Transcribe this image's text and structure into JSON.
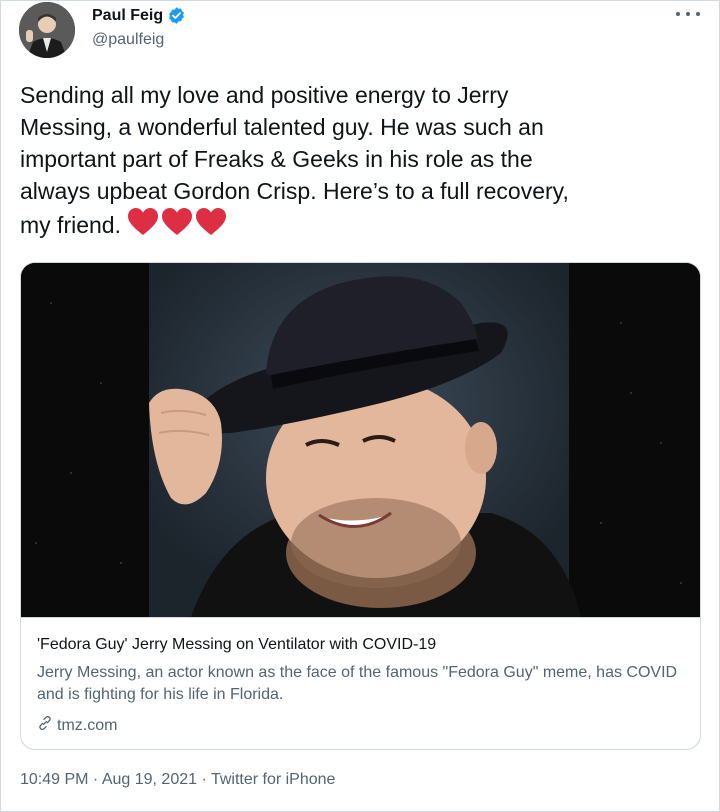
{
  "author": {
    "display_name": "Paul Feig",
    "handle": "@paulfeig"
  },
  "tweet": {
    "text": "Sending all my love and positive energy to Jerry\nMessing, a wonderful talented guy. He was such an\nimportant part of Freaks & Geeks in his role as the\nalways upbeat Gordon Crisp. Here’s to a full recovery,\nmy friend.",
    "emojis": [
      "red-heart",
      "red-heart",
      "red-heart"
    ]
  },
  "link_card": {
    "title": "'Fedora Guy' Jerry Messing on Ventilator with COVID-19",
    "description": "Jerry Messing, an actor known as the face of the famous \"Fedora Guy\" meme, has COVID and is fighting for his life in Florida.",
    "domain": "tmz.com"
  },
  "meta": {
    "timestamp": "10:49 PM · Aug 19, 2021 · Twitter for iPhone"
  },
  "colors": {
    "text": "#0f1419",
    "secondary": "#536471",
    "border": "#cfd9de",
    "verified": "#1d9bf0",
    "heart": "#dd2e44"
  }
}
++++++++++++++++++++
Task requirements: Retype all of the entries exactly as written, leaving out any images.

Answer to the task:
Transcribe this image's text and structure into JSON.
{
  "author": {
    "display_name": "Paul Feig",
    "handle": "@paulfeig"
  },
  "tweet": {
    "text": "Sending all my love and positive energy to Jerry\nMessing, a wonderful talented guy. He was such an\nimportant part of Freaks & Geeks in his role as the\nalways upbeat Gordon Crisp. Here’s to a full recovery,\nmy friend.",
    "emojis": [
      "red-heart",
      "red-heart",
      "red-heart"
    ]
  },
  "link_card": {
    "title": "'Fedora Guy' Jerry Messing on Ventilator with COVID-19",
    "description": "Jerry Messing, an actor known as the face of the famous \"Fedora Guy\" meme, has COVID and is fighting for his life in Florida.",
    "domain": "tmz.com"
  },
  "meta": {
    "timestamp": "10:49 PM · Aug 19, 2021 · Twitter for iPhone"
  },
  "colors": {
    "text": "#0f1419",
    "secondary": "#536471",
    "border": "#cfd9de",
    "verified": "#1d9bf0",
    "heart": "#dd2e44"
  }
}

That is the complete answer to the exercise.